Source data:
○ ○ ○ ○ ○
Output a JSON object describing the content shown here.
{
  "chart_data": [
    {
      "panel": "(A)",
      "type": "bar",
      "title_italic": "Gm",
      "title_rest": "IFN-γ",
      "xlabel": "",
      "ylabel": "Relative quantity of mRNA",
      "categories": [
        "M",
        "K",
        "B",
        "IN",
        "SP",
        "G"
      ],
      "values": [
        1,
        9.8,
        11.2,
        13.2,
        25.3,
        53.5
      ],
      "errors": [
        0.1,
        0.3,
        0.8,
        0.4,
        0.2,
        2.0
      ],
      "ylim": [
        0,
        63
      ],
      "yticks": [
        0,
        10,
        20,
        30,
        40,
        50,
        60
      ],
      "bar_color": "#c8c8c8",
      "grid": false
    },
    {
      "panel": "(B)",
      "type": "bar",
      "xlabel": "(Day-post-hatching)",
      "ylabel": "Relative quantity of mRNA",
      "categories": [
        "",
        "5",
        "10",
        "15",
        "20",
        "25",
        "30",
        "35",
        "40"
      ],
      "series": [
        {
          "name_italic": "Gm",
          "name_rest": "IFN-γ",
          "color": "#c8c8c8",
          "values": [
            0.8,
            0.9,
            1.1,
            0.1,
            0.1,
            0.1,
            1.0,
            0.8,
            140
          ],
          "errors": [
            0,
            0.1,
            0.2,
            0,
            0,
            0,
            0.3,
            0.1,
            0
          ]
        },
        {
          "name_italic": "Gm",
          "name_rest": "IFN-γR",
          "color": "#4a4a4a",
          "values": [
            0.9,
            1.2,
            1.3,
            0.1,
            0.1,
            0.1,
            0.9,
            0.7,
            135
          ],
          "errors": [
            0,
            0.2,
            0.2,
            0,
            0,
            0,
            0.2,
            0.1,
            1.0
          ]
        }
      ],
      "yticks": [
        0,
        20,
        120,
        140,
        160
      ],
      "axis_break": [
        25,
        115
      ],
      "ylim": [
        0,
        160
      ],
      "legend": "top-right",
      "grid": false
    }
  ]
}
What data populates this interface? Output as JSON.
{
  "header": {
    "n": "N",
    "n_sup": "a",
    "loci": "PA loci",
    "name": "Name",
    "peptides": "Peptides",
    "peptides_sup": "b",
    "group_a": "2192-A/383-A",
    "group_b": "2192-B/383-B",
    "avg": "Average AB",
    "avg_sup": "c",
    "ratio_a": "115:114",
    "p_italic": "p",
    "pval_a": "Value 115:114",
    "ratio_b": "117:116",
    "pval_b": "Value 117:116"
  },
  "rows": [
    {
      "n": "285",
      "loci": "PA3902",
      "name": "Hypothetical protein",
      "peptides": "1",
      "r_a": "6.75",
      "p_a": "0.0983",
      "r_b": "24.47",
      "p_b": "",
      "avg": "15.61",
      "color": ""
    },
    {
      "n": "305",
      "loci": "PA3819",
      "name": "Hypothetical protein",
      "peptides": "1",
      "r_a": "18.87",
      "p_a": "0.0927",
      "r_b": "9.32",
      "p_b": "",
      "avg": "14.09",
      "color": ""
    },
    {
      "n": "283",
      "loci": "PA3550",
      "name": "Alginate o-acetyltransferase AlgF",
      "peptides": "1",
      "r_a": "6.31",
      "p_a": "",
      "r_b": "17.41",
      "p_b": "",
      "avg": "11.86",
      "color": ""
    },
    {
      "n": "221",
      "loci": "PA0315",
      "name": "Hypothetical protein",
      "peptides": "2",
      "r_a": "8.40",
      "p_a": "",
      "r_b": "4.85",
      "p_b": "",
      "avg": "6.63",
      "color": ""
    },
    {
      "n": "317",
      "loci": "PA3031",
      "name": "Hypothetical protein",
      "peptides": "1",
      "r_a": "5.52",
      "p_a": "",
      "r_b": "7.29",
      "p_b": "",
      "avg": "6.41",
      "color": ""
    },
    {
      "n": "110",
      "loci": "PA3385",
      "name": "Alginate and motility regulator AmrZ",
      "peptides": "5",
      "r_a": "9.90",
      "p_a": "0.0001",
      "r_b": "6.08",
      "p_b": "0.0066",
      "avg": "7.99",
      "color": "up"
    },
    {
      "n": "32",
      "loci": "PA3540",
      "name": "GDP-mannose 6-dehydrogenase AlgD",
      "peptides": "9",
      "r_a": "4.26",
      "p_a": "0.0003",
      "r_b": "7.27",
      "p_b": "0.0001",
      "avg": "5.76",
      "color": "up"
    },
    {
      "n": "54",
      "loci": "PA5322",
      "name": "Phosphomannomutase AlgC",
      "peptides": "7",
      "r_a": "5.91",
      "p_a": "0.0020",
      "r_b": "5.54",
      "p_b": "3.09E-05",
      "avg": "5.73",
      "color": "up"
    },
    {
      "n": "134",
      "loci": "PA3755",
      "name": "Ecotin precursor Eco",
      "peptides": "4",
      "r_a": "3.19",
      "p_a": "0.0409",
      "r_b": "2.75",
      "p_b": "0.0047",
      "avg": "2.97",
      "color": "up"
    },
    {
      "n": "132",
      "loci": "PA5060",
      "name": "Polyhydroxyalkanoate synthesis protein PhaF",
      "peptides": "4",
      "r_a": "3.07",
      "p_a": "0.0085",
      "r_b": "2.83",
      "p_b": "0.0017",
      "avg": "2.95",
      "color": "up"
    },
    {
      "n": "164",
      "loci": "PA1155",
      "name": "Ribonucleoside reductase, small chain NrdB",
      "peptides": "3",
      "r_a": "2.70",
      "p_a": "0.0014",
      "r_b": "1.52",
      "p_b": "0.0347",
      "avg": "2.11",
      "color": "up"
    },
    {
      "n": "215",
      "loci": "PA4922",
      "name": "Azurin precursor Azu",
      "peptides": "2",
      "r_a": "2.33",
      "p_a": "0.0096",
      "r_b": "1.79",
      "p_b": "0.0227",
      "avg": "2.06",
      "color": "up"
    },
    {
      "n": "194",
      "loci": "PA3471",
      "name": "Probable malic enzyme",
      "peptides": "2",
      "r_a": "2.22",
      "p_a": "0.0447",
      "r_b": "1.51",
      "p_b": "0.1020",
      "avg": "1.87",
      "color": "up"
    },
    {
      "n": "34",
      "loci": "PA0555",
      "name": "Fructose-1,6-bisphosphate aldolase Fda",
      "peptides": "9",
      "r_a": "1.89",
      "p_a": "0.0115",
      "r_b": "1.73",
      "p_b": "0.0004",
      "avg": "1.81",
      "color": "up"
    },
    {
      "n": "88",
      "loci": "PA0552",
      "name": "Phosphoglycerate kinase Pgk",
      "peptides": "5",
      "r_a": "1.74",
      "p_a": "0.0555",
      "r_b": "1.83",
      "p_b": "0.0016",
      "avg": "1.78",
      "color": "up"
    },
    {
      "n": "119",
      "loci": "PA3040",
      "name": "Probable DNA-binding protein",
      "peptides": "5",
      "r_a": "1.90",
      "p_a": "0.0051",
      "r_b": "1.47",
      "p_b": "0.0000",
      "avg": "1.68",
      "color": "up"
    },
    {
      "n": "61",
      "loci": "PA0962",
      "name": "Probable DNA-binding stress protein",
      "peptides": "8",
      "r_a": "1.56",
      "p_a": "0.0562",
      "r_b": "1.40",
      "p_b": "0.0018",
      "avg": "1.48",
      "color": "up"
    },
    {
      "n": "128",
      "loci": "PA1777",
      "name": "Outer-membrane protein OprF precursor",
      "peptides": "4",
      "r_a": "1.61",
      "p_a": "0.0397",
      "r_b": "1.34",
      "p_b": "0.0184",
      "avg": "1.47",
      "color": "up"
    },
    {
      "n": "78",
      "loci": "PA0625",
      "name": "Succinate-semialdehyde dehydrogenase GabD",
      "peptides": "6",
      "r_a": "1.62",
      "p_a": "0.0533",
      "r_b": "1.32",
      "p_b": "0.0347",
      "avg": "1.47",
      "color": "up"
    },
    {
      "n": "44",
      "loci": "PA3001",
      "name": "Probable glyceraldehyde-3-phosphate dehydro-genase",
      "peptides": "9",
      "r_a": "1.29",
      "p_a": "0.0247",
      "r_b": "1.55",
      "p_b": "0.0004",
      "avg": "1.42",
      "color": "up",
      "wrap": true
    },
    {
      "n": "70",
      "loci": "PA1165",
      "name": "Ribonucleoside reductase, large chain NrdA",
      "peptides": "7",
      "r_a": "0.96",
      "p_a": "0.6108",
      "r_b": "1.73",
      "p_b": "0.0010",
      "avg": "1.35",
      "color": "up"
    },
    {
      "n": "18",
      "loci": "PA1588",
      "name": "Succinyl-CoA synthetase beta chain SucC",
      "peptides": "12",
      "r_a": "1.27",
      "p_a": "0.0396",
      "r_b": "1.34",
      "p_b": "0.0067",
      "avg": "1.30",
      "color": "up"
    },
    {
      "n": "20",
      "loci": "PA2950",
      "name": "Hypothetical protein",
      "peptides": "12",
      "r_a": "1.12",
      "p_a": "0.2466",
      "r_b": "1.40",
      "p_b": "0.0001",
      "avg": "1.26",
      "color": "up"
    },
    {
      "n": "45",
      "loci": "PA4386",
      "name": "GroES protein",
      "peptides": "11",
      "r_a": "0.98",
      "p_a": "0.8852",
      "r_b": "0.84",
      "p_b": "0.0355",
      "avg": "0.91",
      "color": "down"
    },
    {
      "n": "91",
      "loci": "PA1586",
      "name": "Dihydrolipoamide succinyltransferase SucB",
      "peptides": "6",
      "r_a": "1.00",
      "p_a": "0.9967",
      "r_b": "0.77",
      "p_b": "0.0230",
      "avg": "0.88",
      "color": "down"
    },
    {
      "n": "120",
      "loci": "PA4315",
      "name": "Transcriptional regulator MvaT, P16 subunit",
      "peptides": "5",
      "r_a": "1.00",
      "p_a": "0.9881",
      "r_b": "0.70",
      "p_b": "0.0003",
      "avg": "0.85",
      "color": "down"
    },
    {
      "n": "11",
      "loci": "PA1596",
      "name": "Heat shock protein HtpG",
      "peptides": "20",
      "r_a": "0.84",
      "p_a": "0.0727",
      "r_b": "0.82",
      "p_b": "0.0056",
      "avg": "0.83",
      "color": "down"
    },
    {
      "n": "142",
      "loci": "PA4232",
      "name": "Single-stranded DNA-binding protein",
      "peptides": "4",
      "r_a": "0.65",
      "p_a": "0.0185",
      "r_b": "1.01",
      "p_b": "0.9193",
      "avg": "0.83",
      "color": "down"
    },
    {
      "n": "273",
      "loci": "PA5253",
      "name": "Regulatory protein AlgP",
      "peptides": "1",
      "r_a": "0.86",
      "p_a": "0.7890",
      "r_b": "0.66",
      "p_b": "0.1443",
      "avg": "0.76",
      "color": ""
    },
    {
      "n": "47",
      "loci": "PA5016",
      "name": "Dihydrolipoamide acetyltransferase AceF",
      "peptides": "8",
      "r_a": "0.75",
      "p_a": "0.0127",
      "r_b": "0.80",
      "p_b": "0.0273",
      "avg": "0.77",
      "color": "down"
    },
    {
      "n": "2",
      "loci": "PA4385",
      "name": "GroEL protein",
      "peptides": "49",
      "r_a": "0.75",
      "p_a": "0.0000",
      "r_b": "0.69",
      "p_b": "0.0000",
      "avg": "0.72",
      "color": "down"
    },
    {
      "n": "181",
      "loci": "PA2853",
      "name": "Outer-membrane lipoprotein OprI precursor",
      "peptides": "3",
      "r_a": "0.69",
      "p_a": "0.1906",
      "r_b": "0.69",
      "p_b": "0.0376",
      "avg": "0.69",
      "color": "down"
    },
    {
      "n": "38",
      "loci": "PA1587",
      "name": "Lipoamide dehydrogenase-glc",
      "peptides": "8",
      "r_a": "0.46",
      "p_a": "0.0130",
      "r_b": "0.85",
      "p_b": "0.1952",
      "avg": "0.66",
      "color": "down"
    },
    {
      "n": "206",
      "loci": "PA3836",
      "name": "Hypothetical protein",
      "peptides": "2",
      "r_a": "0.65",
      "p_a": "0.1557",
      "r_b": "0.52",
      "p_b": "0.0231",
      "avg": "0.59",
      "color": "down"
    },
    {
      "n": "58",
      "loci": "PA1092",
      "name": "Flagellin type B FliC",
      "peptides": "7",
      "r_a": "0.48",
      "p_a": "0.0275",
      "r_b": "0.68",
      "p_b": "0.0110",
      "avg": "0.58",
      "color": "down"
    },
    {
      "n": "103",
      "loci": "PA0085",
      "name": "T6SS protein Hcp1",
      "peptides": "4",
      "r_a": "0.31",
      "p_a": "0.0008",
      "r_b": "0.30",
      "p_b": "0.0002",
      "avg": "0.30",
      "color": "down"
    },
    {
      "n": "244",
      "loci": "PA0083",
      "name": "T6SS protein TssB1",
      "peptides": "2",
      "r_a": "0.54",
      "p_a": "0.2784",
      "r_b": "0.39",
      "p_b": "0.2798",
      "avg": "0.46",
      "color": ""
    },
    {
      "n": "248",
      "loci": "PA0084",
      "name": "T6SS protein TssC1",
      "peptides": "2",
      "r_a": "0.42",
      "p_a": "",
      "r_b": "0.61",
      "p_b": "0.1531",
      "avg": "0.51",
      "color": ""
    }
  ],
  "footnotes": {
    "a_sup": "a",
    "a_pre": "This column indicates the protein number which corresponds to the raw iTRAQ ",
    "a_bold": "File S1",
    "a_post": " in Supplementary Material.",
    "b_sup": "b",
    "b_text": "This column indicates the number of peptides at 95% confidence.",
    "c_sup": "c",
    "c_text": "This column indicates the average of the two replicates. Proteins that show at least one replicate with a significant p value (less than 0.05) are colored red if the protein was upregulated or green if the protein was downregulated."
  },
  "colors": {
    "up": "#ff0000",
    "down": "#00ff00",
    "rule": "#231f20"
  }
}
○ ○ ○ ○ ○
▶ [INSTRUCTIONS FOR THE TASK]: The lines in the entries above that carry the word "Dihydrolipoamide" must be copied.

▶ [SOLUTION TO THE PROBLEM]:
      "name": "Dihydrolipoamide succinyltransferase SucB",
      "name": "Dihydrolipoamide acetyltransferase AceF",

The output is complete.